# [Given instruction]
Return every line of the data below that includes the string "SJSD".

—————

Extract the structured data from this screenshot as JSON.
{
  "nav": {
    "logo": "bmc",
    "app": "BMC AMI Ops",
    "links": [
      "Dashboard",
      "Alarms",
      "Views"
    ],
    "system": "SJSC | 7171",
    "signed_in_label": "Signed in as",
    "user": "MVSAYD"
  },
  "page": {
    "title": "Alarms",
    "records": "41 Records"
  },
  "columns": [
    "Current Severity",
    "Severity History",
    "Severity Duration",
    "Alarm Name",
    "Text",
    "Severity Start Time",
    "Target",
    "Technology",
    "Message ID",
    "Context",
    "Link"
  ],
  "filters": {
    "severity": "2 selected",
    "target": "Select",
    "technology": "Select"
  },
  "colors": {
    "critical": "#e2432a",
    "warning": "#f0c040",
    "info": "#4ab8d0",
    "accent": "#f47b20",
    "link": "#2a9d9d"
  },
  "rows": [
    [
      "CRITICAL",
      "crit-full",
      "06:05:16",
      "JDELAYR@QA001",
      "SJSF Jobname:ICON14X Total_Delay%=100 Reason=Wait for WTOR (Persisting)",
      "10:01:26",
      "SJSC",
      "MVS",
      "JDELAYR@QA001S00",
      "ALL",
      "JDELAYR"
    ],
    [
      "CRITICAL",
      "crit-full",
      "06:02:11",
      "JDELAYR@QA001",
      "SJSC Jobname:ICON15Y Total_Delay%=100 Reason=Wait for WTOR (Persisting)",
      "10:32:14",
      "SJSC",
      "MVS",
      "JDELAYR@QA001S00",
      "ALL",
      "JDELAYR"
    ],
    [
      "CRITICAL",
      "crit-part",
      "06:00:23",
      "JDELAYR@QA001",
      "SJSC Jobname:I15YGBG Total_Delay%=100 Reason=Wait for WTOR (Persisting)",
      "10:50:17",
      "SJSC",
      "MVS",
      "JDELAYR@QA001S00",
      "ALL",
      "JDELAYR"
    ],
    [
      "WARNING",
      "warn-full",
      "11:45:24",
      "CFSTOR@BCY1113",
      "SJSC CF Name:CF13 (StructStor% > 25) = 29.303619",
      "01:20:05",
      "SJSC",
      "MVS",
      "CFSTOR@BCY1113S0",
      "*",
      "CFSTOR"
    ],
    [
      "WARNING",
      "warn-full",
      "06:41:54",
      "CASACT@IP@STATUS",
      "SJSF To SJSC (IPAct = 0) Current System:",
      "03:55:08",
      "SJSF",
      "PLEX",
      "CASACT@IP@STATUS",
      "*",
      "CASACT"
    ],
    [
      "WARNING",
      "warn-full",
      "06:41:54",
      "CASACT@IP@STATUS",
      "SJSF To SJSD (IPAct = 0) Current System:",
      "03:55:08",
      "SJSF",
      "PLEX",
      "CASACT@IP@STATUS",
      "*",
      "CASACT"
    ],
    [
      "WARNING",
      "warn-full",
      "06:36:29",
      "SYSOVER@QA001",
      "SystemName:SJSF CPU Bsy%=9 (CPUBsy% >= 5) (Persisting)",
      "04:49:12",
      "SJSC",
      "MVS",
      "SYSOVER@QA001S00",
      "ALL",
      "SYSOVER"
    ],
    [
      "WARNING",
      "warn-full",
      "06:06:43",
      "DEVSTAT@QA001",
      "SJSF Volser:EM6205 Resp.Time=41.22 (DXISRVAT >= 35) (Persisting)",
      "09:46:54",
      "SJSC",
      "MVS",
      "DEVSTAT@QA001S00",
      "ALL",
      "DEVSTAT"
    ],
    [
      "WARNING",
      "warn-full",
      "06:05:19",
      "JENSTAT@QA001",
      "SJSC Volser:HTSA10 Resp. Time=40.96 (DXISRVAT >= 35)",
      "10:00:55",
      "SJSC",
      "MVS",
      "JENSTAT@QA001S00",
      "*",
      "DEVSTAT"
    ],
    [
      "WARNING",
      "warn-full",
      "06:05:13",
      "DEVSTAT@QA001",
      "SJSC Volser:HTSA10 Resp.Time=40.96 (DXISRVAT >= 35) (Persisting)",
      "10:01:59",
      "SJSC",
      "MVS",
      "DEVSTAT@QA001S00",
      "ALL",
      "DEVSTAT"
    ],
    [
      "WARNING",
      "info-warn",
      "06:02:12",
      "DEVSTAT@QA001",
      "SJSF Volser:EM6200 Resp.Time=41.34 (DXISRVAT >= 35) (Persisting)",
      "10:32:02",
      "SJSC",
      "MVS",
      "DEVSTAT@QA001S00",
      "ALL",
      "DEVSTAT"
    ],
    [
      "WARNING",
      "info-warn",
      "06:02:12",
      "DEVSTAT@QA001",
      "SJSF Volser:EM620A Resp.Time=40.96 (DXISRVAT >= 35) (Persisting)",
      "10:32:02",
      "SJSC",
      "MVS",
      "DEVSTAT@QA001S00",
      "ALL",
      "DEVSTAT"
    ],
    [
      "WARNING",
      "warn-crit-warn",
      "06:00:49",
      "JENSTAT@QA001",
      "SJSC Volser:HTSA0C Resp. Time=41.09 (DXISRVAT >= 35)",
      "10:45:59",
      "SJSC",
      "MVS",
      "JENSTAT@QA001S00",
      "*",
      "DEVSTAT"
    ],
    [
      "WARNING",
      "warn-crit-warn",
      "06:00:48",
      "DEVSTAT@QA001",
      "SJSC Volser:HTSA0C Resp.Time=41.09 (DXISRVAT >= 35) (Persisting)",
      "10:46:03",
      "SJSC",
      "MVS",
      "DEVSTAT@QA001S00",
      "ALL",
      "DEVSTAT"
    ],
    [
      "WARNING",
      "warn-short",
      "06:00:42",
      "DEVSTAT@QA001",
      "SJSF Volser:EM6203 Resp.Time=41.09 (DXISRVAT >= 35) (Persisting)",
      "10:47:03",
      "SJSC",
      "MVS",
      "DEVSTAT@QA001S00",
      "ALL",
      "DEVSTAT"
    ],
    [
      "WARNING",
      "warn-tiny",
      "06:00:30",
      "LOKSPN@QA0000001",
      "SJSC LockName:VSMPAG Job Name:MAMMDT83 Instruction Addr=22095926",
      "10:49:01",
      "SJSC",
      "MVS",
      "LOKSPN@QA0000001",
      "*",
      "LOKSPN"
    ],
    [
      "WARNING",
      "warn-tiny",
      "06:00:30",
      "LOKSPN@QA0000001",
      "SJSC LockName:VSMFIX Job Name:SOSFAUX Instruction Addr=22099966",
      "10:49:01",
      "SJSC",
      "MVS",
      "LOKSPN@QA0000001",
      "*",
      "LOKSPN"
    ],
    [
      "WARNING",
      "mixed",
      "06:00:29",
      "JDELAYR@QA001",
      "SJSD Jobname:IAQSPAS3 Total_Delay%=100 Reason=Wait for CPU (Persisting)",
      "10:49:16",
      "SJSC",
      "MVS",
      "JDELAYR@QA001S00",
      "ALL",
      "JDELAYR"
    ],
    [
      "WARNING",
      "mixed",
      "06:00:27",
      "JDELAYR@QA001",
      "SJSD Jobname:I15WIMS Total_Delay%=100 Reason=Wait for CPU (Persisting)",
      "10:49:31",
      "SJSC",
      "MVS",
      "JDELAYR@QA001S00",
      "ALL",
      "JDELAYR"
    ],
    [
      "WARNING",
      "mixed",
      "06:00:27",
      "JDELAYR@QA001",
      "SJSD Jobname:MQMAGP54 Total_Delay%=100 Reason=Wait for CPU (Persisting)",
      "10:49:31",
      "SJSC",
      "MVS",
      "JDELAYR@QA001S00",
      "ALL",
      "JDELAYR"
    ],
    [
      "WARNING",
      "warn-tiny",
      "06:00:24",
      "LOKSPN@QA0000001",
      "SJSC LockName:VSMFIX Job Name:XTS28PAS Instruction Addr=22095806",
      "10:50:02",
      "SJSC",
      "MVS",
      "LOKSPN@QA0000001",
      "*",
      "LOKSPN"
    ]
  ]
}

—————

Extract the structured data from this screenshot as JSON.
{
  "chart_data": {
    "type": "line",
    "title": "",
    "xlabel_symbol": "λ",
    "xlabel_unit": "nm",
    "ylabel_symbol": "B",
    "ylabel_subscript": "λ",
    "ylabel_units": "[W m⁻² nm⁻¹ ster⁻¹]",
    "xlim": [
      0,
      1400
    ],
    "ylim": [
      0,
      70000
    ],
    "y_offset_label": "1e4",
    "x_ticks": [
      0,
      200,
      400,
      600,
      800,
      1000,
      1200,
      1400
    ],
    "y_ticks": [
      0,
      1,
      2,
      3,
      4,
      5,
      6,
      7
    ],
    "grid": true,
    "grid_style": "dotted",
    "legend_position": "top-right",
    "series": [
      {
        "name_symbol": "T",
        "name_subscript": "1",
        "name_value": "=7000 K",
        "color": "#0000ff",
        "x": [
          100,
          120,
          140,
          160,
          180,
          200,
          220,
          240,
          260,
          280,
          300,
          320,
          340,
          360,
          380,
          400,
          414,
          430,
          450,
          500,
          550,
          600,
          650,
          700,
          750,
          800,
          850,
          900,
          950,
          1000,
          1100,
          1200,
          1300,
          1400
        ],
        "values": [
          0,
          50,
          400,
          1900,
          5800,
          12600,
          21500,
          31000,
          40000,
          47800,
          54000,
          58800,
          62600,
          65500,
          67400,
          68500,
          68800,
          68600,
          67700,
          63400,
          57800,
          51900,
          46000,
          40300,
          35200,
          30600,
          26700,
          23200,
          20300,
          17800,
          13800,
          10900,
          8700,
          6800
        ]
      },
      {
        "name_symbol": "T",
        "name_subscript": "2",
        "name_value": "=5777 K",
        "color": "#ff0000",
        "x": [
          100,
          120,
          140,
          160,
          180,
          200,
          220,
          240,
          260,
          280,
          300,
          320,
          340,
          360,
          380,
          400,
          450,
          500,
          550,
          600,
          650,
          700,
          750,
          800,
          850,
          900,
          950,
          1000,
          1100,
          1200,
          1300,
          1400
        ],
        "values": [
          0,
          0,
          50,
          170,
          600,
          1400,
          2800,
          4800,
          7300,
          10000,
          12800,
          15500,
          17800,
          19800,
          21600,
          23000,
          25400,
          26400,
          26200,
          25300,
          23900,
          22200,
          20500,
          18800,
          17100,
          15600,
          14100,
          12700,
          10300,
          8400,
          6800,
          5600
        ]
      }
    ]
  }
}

—————

# [Answer to the problem]
      "SJSF To SJSD (IPAct = 0) Current System:",
      "SJSD Jobname:IAQSPAS3 Total_Delay%=100 Reason=Wait for CPU (Persisting)",
      "SJSD Jobname:I15WIMS Total_Delay%=100 Reason=Wait for CPU (Persisting)",
      "SJSD Jobname:MQMAGP54 Total_Delay%=100 Reason=Wait for CPU (Persisting)",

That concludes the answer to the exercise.